### [Your instructions]
Extract every line that contains the string "Decomposition".

Records from a collection of figures:
---
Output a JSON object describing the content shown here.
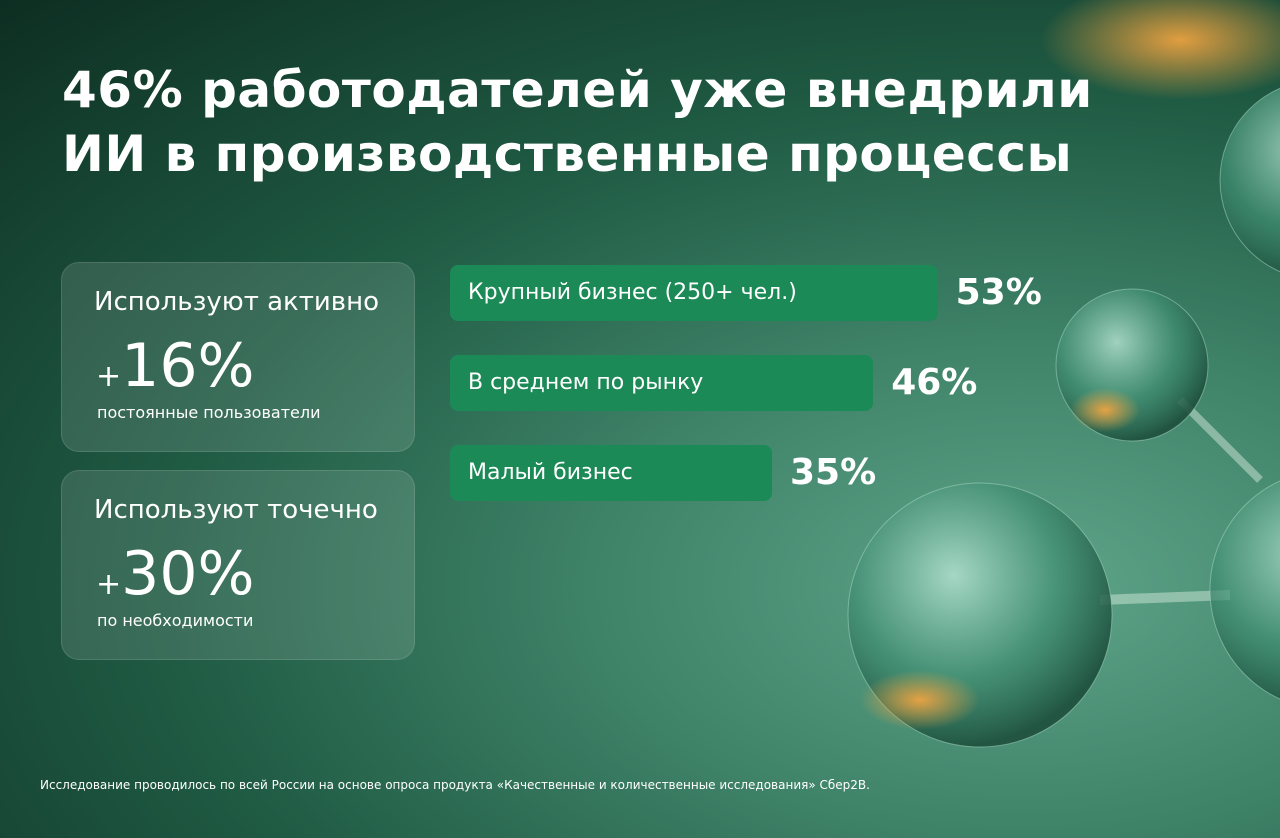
{
  "chart_data": {
    "type": "bar",
    "title": [
      "46% работодателей уже внедрили",
      "ИИ в производственные процессы"
    ],
    "cards": [
      {
        "heading": "Используют активно",
        "sign": "+",
        "value": "16%",
        "caption": "постоянные пользователи"
      },
      {
        "heading": "Используют точечно",
        "sign": "+",
        "value": "30%",
        "caption": "по необходимости"
      }
    ],
    "categories": [
      "Крупный бизнес (250+ чел.)",
      "В среднем по рынку",
      "Малый бизнес"
    ],
    "values": [
      53,
      46,
      35
    ],
    "value_labels": [
      "53%",
      "46%",
      "35%"
    ],
    "color": "#1c8a57",
    "footnote": "Исследование проводилось по всей России на основе опроса продукта «Качественные и количественные исследования» Сбер2В."
  }
}
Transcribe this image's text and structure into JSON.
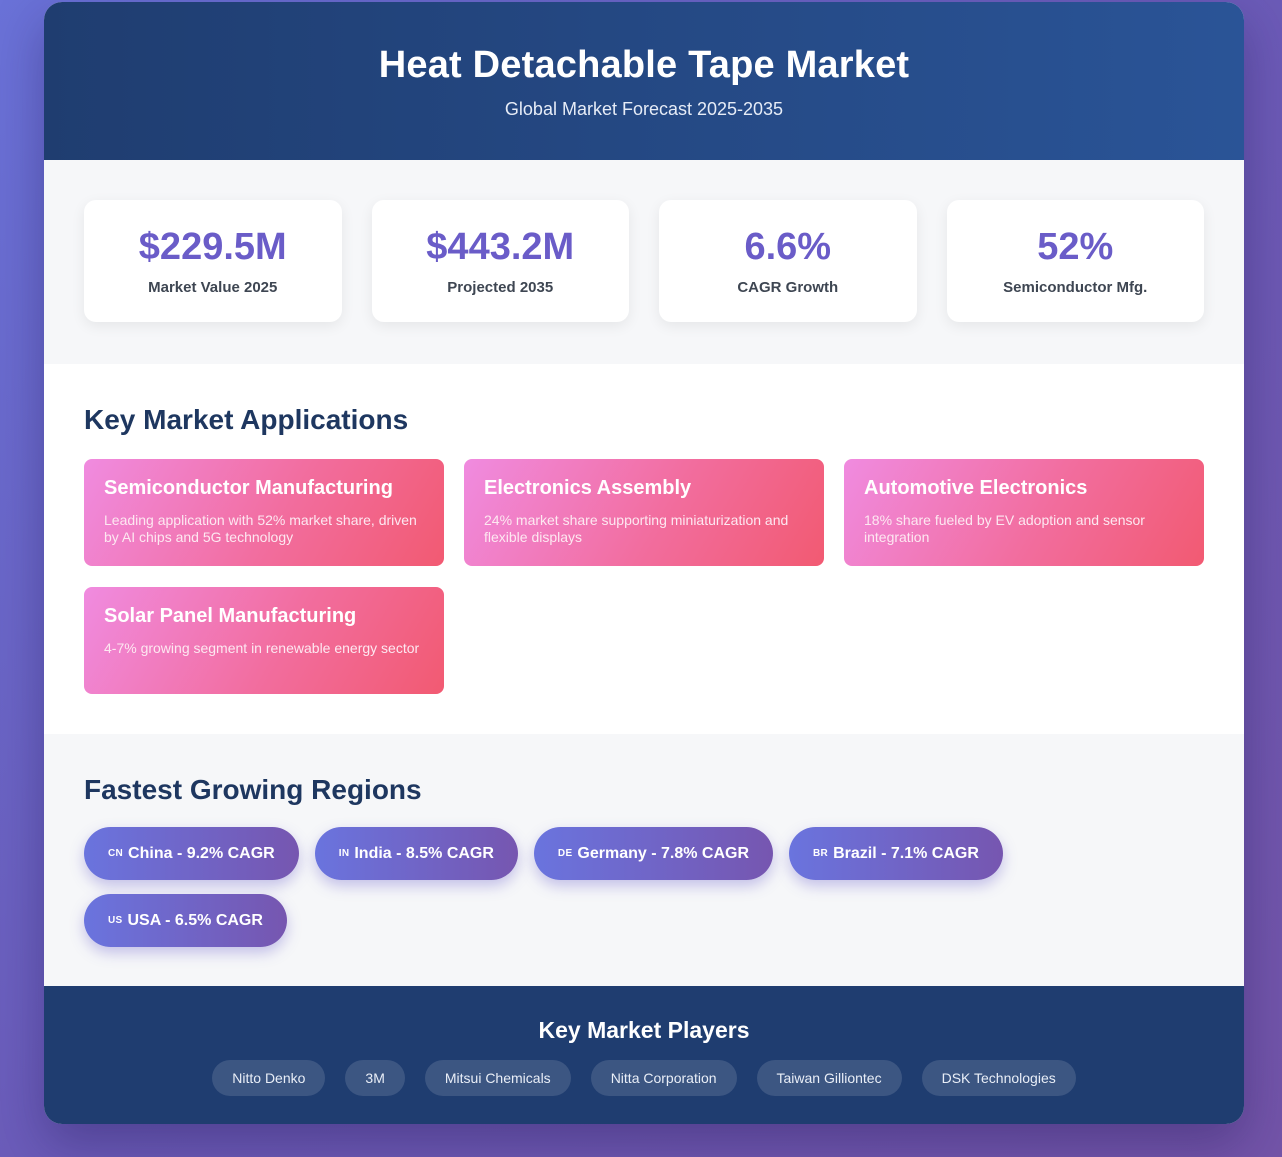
{
  "header": {
    "title": "Heat Detachable Tape Market",
    "subtitle": "Global Market Forecast 2025-2035"
  },
  "stats": [
    {
      "value": "$229.5M",
      "label": "Market Value 2025"
    },
    {
      "value": "$443.2M",
      "label": "Projected 2035"
    },
    {
      "value": "6.6%",
      "label": "CAGR Growth"
    },
    {
      "value": "52%",
      "label": "Semiconductor Mfg."
    }
  ],
  "applications": {
    "heading": "Key Market Applications",
    "items": [
      {
        "title": "Semiconductor Manufacturing",
        "desc": "Leading application with 52% market share, driven by AI chips and 5G technology"
      },
      {
        "title": "Electronics Assembly",
        "desc": "24% market share supporting miniaturization and flexible displays"
      },
      {
        "title": "Automotive Electronics",
        "desc": "18% share fueled by EV adoption and sensor integration"
      },
      {
        "title": "Solar Panel Manufacturing",
        "desc": "4-7% growing segment in renewable energy sector"
      }
    ]
  },
  "regions": {
    "heading": "Fastest Growing Regions",
    "items": [
      {
        "flag": "CN",
        "label": "China - 9.2% CAGR"
      },
      {
        "flag": "IN",
        "label": "India - 8.5% CAGR"
      },
      {
        "flag": "DE",
        "label": "Germany - 7.8% CAGR"
      },
      {
        "flag": "BR",
        "label": "Brazil - 7.1% CAGR"
      },
      {
        "flag": "US",
        "label": "USA - 6.5% CAGR"
      }
    ]
  },
  "players": {
    "heading": "Key Market Players",
    "items": [
      "Nitto Denko",
      "3M",
      "Mitsui Chemicals",
      "Nitta Corporation",
      "Taiwan Gilliontec",
      "DSK Technologies"
    ]
  },
  "colors": {
    "header_bg": "#1f3d70",
    "stat_value": "#6a5cc8",
    "heading": "#1e3760",
    "app_gradient_start": "#f08be0",
    "app_gradient_end": "#f25a72",
    "pill_gradient_start": "#6a74de",
    "pill_gradient_end": "#7656b0"
  }
}
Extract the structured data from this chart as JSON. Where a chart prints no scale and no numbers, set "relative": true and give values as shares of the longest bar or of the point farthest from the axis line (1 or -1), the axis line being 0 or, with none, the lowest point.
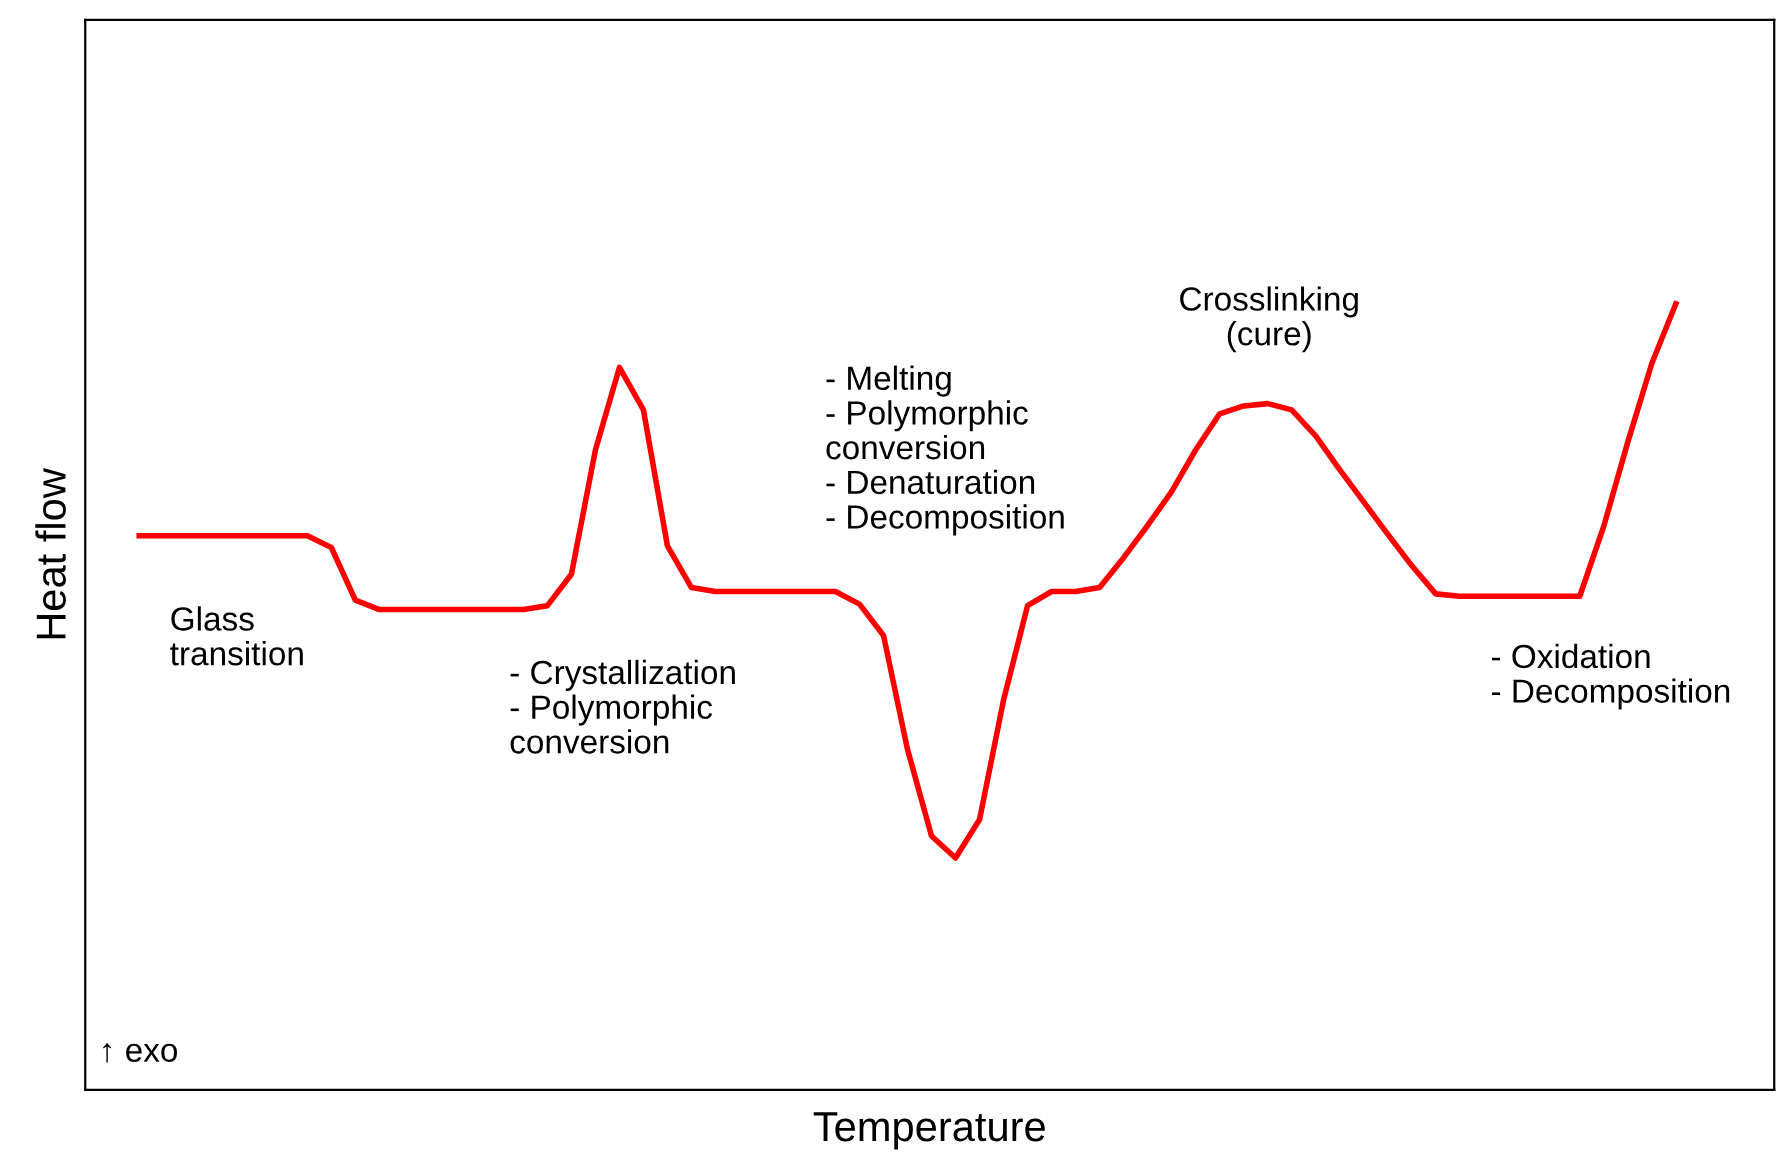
{
  "chart_data": {
    "type": "line",
    "relative": true,
    "xlabel": "Temperature",
    "ylabel": "Heat flow",
    "categories": [
      null,
      null,
      null,
      null,
      null,
      null,
      null,
      null,
      null,
      null,
      null,
      null,
      null,
      null,
      null,
      null,
      null,
      null,
      null,
      null,
      null,
      null,
      null,
      null,
      null,
      null,
      null,
      null,
      null,
      null,
      null,
      null,
      null,
      null,
      null,
      null,
      null,
      null,
      null,
      null,
      null,
      null,
      null,
      null,
      null,
      null,
      null,
      null,
      null,
      null,
      null,
      null,
      null,
      null,
      null,
      null,
      null,
      null,
      null,
      null,
      null,
      null,
      null,
      null,
      null
    ],
    "series": [
      {
        "color": "#ff0000",
        "values": [
          0.705,
          0.705,
          0.705,
          0.705,
          0.705,
          0.705,
          0.705,
          0.705,
          0.69,
          0.623,
          0.611,
          0.611,
          0.611,
          0.611,
          0.611,
          0.611,
          0.611,
          0.616,
          0.656,
          0.814,
          0.919,
          0.865,
          0.692,
          0.639,
          0.634,
          0.634,
          0.634,
          0.634,
          0.634,
          0.634,
          0.618,
          0.578,
          0.433,
          0.323,
          0.295,
          0.344,
          0.496,
          0.616,
          0.634,
          0.634,
          0.639,
          0.677,
          0.718,
          0.761,
          0.814,
          0.86,
          0.87,
          0.873,
          0.865,
          0.832,
          0.789,
          0.748,
          0.707,
          0.667,
          0.631,
          0.628,
          0.628,
          0.628,
          0.628,
          0.628,
          0.628,
          0.717,
          0.824,
          0.924,
          1.0
        ]
      }
    ],
    "annotations": [
      "Glass\ntransition",
      "- Crystallization\n- Polymorphic\nconversion",
      "- Melting\n- Polymorphic\nconversion\n- Denaturation\n- Decomposition",
      "Crosslinking\n(cure)",
      "- Oxidation\n- Decomposition",
      "↑ exo"
    ],
    "grid": false,
    "legend": false,
    "marker": "none",
    "line_style": "solid"
  }
}
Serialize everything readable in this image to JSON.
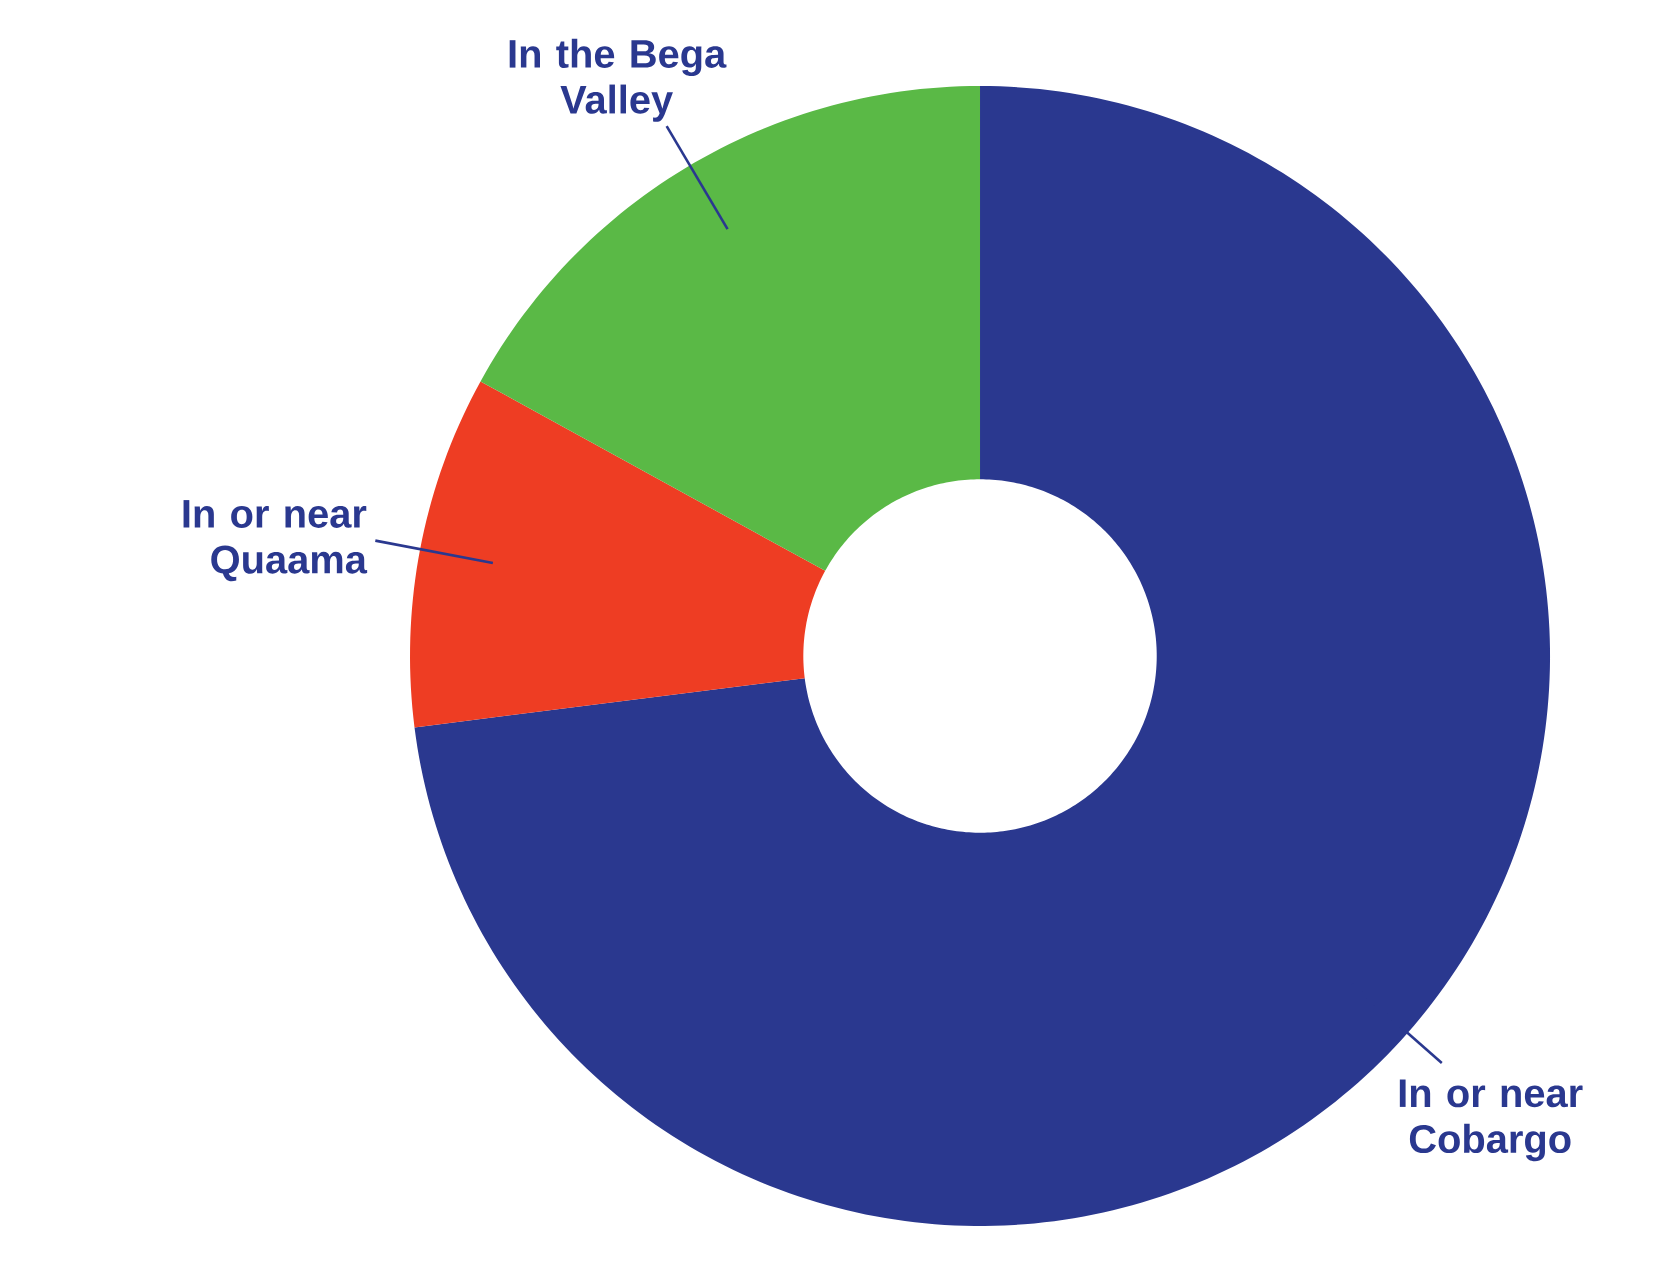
{
  "chart_data": {
    "type": "donut",
    "categories": [
      "In or near Cobargo",
      "In or near Quaama",
      "In the Bega Valley"
    ],
    "values": [
      73,
      10,
      17
    ],
    "colors": [
      "#2a388f",
      "#ee3d23",
      "#5ab946"
    ]
  }
}
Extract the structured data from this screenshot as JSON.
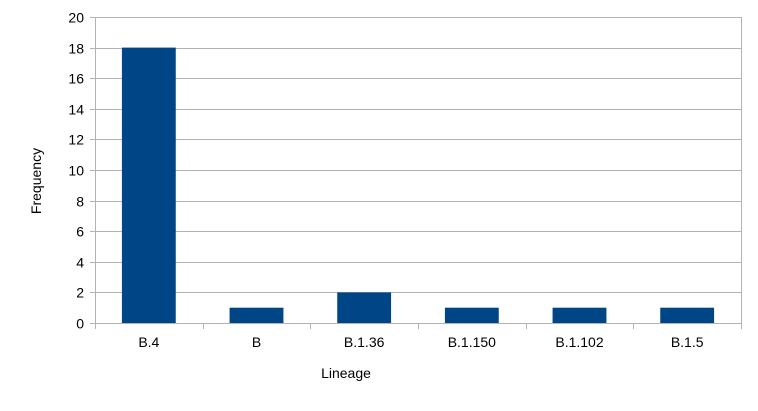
{
  "chart_data": {
    "type": "bar",
    "title": "",
    "xlabel": "Lineage",
    "ylabel": "Frequency",
    "categories": [
      "B.4",
      "B",
      "B.1.36",
      "B.1.150",
      "B.1.102",
      "B.1.5"
    ],
    "values": [
      18,
      1,
      2,
      1,
      1,
      1
    ],
    "ylim": [
      0,
      20
    ],
    "yticks": [
      "0",
      "2",
      "4",
      "6",
      "8",
      "10",
      "12",
      "14",
      "16",
      "18",
      "20"
    ],
    "grid": true,
    "legend": "none",
    "bar_color": "#004586",
    "grid_color": "#b3b3b3"
  }
}
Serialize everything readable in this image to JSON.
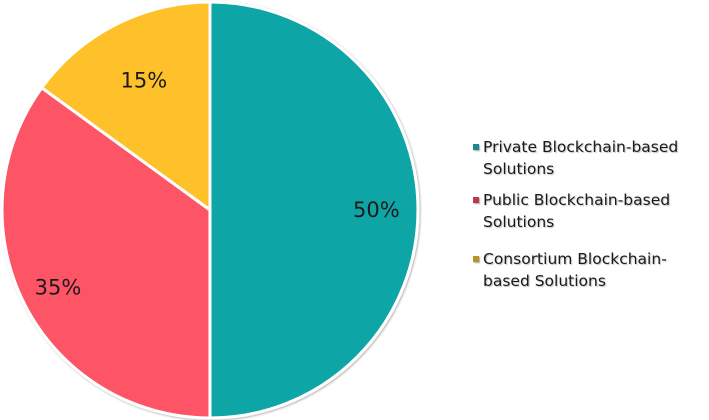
---
### [Result for this task]
      "- Melting\n- Polymorphic\nconversion\n- Denaturation\n- Decomposition",
      "- Oxidation\n- Decomposition",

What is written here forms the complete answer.